Source excerpt:
Why this github link on 20.02?

Please try to keep lines small.

> +implemented by `__sync built-ins <https://gcc.gnu.org/onlinedocs/gcc/_005f_005fsync-Builtins.html>`_.

Long links should be on their own line to avoid long lines.

> +These __sync built-ins result in full barriers on aarch64, which are unnecessary
> +in many use cases. They can be replaced by `__atomic built-ins <https://gcc.gnu.org/onlinedocs/gcc/_005f_005fatomic-Builtins.html>`_ that
> +conform to the C11 memory model and provide finer memory order control.
> +
> +So replacing the rte_atomic operations with __atomic built-ins might improve
> +performance for aarch64 machines. `More details <https://www.dpdk.org/wp-content/uploads/sites/35/2019/10/StateofC11Code.pdf>`_.

"More details."
Please make a sentence.

> +
> +Some typical optimization cases are listed below:
> +
> +Atomicity
> +^^^^^^^^^
> +
> +Some use cases require atomicity alone, the ordering of the memory operations
> +does not matter. For example the packets statistics in the `vhost <https://github.com/DPDK/dpdk/blob/v20.02/examples/vhost/main.c#L796>`_ example application.

Again github.
If you really want a web link, use code.dpdk.org or doc.dpdk.org/api

But why giving code example at all?

> +
> +It just updates the number of transmitted packets, no subsequent logic depends
> +on these counters. So the RELAXED memory ordering is sufficient:
> +
> +.. code-block:: c
> +
> +    static __rte_always_inline void
> +    virtio_xmit(struct vhost_dev *dst_vdev, struct vhost_dev *src_vdev,
> +            struct rte_mbuf *m)
> +    {
> +        ...
> +        ...
> +        if (enable_stats) {
> +            __atomic_add_fetch(&dst_vdev->stats.rx_total_atomic, 1, __ATOMIC_RELAXED);
> +            __atomic_add_fetch(&dst_vdev->stats.rx_atomic, ret, __ATOMIC_RELAXED);
> +            ...
> +        }
> +    }

I don't see how adding real code helps here.
Why not just mentioning __atomic_add_fetch and __ATOMIC_RELAXED?

> +
> +One-way Barrier
> +^^^^^^^^^^^^^^^
> +
> +Some use cases allow for memory reordering in one way while requiring memory
> +ordering in the other direction.
> +
> +For example, the memory operations before the `lock <https://github.com/DPDK/dpdk/blob/v20.02/lib/librte_eal/common/include/generic/rte_spinlock.h#L66>`_ can move to the
> +critical section, but the memory operations in the critical section cannot move
> +above the lock. In this case, the full memory barrier in the CAS operation can
> +be replaced to ACQUIRE. On the other hand, the memory operations after the
> +`unlock <https://github.com/DPDK/dpdk/blob/v20.02/lib/librte_eal/common/include/generic/rte_spinlock.h#L88>`_ can move to the critical section, but the memory operations in the
> +critical section cannot move below the unlock. So the full barrier in the STORE
> +operation can be replaced with RELEASE.

Saved data entries

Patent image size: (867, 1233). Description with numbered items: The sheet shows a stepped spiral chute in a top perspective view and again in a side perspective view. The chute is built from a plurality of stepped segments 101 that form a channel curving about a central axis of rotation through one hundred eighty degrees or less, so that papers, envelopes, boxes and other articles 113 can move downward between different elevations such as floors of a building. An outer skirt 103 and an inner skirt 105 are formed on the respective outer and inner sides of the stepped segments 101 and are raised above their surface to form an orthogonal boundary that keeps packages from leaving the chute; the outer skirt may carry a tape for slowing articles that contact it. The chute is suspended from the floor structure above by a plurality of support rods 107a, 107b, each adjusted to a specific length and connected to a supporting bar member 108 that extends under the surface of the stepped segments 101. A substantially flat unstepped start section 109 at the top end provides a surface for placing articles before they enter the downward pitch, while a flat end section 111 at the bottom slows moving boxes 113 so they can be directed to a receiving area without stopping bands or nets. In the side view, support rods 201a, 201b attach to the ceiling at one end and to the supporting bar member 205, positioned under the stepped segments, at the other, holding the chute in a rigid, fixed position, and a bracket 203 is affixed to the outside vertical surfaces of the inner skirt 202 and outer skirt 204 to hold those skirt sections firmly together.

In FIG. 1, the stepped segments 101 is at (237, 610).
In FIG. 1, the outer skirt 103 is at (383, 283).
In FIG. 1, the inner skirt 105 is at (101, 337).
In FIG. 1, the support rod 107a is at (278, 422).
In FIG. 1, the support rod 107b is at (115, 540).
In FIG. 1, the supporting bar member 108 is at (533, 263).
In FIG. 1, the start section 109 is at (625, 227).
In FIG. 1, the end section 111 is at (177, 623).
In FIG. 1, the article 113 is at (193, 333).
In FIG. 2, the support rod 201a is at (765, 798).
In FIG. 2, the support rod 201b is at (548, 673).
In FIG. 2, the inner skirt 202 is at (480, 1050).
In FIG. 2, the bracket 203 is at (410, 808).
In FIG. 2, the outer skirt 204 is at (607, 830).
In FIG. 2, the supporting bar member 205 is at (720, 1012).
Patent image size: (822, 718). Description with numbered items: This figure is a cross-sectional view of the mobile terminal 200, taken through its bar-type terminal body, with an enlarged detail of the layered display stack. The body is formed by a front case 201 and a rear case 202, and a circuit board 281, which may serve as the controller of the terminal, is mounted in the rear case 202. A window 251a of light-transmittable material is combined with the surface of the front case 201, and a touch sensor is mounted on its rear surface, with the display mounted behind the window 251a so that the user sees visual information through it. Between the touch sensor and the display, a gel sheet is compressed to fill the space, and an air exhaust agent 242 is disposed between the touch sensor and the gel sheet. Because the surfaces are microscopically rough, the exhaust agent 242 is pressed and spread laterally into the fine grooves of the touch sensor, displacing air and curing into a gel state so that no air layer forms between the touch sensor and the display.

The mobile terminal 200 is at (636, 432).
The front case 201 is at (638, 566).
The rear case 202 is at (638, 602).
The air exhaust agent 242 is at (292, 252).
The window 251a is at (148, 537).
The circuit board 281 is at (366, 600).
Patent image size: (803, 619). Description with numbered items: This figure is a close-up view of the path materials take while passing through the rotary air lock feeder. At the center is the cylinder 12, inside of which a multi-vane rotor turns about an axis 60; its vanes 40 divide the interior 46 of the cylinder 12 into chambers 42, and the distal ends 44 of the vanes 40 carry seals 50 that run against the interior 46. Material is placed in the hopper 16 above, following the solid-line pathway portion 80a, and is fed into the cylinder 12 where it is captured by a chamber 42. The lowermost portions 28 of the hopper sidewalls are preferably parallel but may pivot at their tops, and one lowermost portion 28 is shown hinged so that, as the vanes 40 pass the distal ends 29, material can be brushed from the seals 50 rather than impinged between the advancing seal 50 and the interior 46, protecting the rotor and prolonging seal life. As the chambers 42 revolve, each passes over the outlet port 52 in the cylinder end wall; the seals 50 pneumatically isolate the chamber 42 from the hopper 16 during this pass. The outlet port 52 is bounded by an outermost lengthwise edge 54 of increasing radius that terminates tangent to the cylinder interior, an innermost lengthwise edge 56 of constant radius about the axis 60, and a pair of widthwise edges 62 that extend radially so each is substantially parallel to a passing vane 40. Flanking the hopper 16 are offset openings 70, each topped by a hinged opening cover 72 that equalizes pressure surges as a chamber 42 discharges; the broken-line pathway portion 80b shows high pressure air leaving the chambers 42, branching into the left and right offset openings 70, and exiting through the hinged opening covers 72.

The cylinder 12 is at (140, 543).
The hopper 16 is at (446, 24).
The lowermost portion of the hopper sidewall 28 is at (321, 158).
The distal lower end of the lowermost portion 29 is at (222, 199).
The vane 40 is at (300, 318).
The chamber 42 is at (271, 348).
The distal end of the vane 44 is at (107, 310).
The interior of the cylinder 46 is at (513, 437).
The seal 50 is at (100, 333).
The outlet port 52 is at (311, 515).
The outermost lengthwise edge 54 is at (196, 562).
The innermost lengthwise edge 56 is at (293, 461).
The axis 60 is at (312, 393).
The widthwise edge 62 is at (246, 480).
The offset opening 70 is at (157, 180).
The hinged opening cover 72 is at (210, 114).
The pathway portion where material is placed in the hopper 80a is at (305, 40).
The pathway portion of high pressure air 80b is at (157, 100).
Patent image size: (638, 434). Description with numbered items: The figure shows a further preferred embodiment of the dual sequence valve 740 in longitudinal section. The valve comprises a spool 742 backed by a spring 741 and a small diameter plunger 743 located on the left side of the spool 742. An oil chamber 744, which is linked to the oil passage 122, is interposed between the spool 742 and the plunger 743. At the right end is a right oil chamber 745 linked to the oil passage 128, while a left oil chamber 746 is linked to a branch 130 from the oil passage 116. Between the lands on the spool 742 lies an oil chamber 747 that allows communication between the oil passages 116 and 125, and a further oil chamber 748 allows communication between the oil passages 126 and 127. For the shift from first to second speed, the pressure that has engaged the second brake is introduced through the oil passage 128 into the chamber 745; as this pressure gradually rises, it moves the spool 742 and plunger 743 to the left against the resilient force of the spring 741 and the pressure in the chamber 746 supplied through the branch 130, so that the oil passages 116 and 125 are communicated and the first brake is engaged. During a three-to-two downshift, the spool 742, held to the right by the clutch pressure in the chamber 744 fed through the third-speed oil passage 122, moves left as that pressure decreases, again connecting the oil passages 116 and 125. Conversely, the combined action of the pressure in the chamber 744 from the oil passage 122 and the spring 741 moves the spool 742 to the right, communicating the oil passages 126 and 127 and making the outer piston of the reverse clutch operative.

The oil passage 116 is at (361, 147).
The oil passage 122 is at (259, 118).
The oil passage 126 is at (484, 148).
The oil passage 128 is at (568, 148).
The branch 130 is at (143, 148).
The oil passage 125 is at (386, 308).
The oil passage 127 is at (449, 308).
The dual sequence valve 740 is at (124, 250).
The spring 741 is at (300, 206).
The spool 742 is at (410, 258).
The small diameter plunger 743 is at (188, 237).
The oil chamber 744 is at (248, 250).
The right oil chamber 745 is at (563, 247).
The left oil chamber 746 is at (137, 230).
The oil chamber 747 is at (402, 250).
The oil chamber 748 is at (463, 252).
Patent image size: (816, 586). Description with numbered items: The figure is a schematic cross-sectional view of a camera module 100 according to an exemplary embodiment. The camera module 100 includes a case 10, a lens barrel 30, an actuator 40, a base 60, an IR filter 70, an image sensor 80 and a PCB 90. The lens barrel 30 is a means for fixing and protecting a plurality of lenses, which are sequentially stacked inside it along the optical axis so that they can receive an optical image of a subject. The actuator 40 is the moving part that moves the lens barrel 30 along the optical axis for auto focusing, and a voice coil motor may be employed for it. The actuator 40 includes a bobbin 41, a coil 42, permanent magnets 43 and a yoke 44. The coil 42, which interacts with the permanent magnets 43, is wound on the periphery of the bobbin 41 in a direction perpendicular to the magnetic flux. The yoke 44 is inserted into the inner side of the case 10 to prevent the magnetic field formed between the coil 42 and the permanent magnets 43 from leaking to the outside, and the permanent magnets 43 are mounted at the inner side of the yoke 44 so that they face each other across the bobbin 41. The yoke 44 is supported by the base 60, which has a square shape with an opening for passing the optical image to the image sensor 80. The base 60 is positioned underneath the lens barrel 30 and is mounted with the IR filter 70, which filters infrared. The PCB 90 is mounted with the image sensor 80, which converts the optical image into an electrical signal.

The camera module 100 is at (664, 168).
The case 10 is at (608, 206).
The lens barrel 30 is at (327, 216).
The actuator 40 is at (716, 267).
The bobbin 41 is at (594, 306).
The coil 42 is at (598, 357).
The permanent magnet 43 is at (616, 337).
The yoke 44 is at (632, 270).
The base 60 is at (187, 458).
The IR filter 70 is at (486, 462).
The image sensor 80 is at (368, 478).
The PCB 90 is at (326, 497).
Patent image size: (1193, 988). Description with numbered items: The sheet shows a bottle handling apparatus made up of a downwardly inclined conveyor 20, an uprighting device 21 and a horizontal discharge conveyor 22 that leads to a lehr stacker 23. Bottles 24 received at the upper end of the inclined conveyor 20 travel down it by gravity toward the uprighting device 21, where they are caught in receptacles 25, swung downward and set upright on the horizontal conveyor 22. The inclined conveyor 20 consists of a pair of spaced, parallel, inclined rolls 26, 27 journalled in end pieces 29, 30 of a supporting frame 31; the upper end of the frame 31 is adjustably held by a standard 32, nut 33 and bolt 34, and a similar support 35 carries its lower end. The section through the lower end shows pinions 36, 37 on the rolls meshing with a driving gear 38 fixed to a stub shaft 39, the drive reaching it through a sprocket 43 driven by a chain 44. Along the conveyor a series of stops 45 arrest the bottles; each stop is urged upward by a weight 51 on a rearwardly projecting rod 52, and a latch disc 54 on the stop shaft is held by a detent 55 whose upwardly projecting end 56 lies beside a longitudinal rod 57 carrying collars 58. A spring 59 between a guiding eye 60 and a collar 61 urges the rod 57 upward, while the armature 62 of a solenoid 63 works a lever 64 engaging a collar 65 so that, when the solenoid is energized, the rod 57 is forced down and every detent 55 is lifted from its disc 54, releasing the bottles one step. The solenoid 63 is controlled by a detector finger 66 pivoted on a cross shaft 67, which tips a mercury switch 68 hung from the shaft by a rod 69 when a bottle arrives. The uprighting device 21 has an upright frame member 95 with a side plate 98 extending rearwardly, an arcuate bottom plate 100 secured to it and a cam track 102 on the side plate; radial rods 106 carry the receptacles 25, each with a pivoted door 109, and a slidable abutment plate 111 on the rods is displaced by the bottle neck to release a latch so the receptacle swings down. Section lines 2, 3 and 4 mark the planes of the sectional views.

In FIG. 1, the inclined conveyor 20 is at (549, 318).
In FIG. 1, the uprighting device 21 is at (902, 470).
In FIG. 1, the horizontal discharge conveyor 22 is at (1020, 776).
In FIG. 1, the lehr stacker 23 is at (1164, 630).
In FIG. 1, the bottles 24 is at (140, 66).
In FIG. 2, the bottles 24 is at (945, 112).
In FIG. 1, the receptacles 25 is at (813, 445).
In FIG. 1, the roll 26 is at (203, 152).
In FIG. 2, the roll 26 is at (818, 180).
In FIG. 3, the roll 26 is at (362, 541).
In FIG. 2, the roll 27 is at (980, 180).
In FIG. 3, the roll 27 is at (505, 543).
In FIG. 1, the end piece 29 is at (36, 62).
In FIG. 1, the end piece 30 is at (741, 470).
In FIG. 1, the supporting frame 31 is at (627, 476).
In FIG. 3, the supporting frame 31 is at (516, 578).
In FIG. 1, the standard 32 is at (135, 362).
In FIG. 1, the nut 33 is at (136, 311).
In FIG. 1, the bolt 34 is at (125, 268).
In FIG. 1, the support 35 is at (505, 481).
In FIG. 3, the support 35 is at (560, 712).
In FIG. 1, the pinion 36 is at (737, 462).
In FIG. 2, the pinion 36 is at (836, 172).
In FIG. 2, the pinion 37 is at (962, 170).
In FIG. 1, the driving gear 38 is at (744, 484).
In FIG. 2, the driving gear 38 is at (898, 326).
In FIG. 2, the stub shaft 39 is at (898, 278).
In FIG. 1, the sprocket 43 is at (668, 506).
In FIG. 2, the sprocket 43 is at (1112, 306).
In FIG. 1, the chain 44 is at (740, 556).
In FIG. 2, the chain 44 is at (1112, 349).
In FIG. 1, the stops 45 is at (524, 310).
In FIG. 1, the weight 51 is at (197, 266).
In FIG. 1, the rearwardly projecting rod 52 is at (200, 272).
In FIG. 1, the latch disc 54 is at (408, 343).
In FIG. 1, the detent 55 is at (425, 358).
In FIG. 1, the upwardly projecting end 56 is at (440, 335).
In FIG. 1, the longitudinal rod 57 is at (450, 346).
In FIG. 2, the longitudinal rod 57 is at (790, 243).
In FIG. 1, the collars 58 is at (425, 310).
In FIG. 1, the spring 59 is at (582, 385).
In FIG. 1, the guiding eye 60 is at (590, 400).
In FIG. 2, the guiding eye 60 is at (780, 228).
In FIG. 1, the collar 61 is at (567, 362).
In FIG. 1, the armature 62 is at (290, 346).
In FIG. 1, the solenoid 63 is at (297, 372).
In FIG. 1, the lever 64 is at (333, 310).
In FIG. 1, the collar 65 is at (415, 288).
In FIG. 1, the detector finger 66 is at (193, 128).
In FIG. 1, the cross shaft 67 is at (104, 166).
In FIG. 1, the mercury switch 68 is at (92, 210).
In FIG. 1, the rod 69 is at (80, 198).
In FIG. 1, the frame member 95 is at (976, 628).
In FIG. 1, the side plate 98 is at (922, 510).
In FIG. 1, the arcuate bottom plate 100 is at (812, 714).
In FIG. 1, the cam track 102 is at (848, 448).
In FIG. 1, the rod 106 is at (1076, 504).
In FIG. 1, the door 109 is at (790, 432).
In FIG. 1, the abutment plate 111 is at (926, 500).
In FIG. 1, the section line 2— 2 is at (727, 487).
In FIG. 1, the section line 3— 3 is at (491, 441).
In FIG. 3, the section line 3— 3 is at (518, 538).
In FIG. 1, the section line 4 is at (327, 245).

Requirements:
**1)** Reproduce the part of the code review thread on atomic built-ins starting at "Long links should" and ending at "make a sentence.".
**2)** From the diagram part listings, rewrite the lines starting at the line that contains "Patent image size: (822, 718)." and ending at the line that contains "The circuit board 281 is at (366, 600).", with "cross-sectional view" changed to "sectional view" and nothing else altered. Return only those lines.

Full solutions:
**1)**
Long links should be on their own line to avoid long lines.

> +These __sync built-ins result in full barriers on aarch64, which are unnecessary
> +in many use cases. They can be replaced by `__atomic built-ins <https://gcc.gnu.org/onlinedocs/gcc/_005f_005fatomic-Builtins.html>`_ that
> +conform to the C11 memory model and provide finer memory order control.
> +
> +So replacing the rte_atomic operations with __atomic built-ins might improve
> +performance for aarch64 machines. `More details <https://www.dpdk.org/wp-content/uploads/sites/35/2019/10/StateofC11Code.pdf>`_.

"More details."
Please make a sentence.

**2)**
Patent image size: (822, 718). Description with numbered items: This figure is a sectional view of the mobile terminal 200, taken through its bar-type terminal body, with an enlarged detail of the layered display stack. The body is formed by a front case 201 and a rear case 202, and a circuit board 281, which may serve as the controller of the terminal, is mounted in the rear case 202. A window 251a of light-transmittable material is combined with the surface of the front case 201, and a touch sensor is mounted on its rear surface, with the display mounted behind the window 251a so that the user sees visual information through it. Between the touch sensor and the display, a gel sheet is compressed to fill the space, and an air exhaust agent 242 is disposed between the touch sensor and the gel sheet. Because the surfaces are microscopically rough, the exhaust agent 242 is pressed and spread laterally into the fine grooves of the touch sensor, displacing air and curing into a gel state so that no air layer forms between the touch sensor and the display.

The mobile terminal 200 is at (636, 432).
The front case 201 is at (638, 566).
The rear case 202 is at (638, 602).
The air exhaust agent 242 is at (292, 252).
The window 251a is at (148, 537).
The circuit board 281 is at (366, 600).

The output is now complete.